* What the exercise asks: Write every record out again exactly as given.

* Input data:
=-=-=-=-=
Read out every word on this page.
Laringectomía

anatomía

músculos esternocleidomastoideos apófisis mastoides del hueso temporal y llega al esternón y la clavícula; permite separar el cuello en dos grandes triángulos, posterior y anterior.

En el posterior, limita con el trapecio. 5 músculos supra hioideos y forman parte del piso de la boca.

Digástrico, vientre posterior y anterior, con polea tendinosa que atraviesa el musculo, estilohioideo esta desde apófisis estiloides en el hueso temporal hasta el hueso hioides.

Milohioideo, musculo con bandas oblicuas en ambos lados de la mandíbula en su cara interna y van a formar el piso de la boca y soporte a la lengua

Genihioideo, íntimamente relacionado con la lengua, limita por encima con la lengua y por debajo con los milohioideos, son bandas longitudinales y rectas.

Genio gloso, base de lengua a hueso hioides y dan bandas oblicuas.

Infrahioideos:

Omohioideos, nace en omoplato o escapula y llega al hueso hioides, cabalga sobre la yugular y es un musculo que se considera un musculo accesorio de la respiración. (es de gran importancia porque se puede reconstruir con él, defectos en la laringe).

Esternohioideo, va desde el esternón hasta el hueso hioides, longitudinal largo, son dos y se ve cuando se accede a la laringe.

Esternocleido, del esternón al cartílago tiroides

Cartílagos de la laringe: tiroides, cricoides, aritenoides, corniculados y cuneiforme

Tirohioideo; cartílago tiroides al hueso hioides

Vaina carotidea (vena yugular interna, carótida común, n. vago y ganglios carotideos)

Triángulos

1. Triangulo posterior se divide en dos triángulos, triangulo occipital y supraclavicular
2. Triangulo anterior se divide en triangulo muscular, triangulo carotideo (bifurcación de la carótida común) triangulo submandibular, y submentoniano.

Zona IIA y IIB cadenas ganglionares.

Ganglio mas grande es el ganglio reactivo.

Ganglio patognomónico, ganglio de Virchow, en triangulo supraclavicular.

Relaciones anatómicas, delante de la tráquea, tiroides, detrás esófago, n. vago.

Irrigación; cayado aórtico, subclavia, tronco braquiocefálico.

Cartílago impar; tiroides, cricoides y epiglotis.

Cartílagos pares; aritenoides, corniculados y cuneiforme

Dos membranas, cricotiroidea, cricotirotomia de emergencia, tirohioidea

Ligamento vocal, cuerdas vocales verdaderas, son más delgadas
=-=-=-=-=
* Solution to the exercise:
Read out every word on this page.
Laringectomía

anatomía

músculos esternocleidomastoideos apófisis mastoides del hueso temporal y llega al esternón y la clavícula; permite separar el cuello en dos grandes triángulos, posterior y anterior.

En el posterior, limita con el trapecio. 5 músculos supra hioideos y forman parte del piso de la boca.

Digástrico, vientre posterior y anterior, con polea tendinosa que atraviesa el musculo, estilohioideo esta desde apófisis estiloides en el hueso temporal hasta el hueso hioides.

Milohioideo, musculo con bandas oblicuas en ambos lados de la mandíbula en su cara interna y van a formar el piso de la boca y soporte a la lengua

Genihioideo, íntimamente relacionado con la lengua, limita por encima con la lengua y por debajo con los milohioideos, son bandas longitudinales y rectas.

Genio gloso, base de lengua a hueso hioides y dan bandas oblicuas.

Infrahioideos:

Omohioideos, nace en omoplato o escapula y llega al hueso hioides, cabalga sobre la yugular y es un musculo que se considera un musculo accesorio de la respiración. (es de gran importancia porque se puede reconstruir con él, defectos en la laringe).

Esternohioideo, va desde el esternón hasta el hueso hioides, longitudinal largo, son dos y se ve cuando se accede a la laringe.

Esternocleido, del esternón al cartílago tiroides

Cartílagos de la laringe: tiroides, cricoides, aritenoides, corniculados y cuneiforme

Tirohioideo; cartílago tiroides al hueso hioides

Vaina carotidea (vena yugular interna, carótida común, n. vago y ganglios carotideos)

Triángulos

1. Triangulo posterior se divide en dos triángulos, triangulo occipital y supraclavicular
2. Triangulo anterior se divide en triangulo muscular, triangulo carotideo (bifurcación de la carótida común) triangulo submandibular, y submentoniano.

Zona IIA y IIB cadenas ganglionares.

Ganglio mas grande es el ganglio reactivo.

Ganglio patognomónico, ganglio de Virchow, en triangulo supraclavicular.

Relaciones anatómicas, delante de la tráquea, tiroides, detrás esófago, n. vago.

Irrigación; cayado aórtico, subclavia, tronco braquiocefálico.

Cartílago impar; tiroides, cricoides y epiglotis.

Cartílagos pares; aritenoides, corniculados y cuneiforme

Dos membranas, cricotiroidea, cricotirotomia de emergencia, tirohioidea

Ligamento vocal, cuerdas vocales verdaderas, son más delgadas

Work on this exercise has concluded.